> [Your goal]:
In the records below, find each line containing the word "Articles" and copy it.
### Data shown
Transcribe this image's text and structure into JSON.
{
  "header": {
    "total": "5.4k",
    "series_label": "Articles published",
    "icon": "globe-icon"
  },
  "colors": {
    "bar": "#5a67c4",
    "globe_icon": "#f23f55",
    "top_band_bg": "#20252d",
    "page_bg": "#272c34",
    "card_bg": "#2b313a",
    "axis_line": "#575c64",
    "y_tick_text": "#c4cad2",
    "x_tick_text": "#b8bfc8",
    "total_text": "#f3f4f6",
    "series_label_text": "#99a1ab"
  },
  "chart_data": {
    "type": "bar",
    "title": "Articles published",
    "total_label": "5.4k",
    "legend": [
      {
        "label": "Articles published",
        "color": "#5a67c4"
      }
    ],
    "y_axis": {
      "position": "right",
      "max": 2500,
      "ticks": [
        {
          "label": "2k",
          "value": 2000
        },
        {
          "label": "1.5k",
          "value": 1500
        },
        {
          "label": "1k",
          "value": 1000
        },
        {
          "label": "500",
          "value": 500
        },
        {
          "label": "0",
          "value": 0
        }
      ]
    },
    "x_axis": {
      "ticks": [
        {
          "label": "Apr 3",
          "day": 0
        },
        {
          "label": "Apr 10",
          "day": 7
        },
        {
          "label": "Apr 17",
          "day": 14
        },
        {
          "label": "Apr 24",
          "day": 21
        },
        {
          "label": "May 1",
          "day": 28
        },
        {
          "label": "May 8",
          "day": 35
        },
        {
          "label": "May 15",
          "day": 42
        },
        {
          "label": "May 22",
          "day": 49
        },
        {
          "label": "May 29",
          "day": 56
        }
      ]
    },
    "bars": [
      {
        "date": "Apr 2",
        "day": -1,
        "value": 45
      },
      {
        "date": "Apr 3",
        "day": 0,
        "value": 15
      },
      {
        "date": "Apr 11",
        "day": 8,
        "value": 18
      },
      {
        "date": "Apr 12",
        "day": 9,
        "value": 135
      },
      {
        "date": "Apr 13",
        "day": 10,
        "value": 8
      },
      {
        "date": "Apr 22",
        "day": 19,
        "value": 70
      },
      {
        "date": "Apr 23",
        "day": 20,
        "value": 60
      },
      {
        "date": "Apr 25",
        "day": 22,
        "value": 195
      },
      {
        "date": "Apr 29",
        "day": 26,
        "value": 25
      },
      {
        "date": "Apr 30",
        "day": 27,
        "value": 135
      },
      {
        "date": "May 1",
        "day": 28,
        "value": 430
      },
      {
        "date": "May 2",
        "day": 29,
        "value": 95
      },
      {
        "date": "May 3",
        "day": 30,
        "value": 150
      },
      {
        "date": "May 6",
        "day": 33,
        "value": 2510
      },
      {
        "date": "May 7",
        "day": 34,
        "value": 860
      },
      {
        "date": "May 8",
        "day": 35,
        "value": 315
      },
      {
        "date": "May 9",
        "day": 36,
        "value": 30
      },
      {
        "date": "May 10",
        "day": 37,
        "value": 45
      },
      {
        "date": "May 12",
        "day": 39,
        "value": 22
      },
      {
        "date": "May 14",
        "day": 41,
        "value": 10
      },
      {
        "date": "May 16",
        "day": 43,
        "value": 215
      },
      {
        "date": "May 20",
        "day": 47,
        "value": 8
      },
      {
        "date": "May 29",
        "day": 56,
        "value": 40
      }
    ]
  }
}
######
> [Task answer]:
    "series_label": "Articles published",
    "title": "Articles published",
        "label": "Articles published",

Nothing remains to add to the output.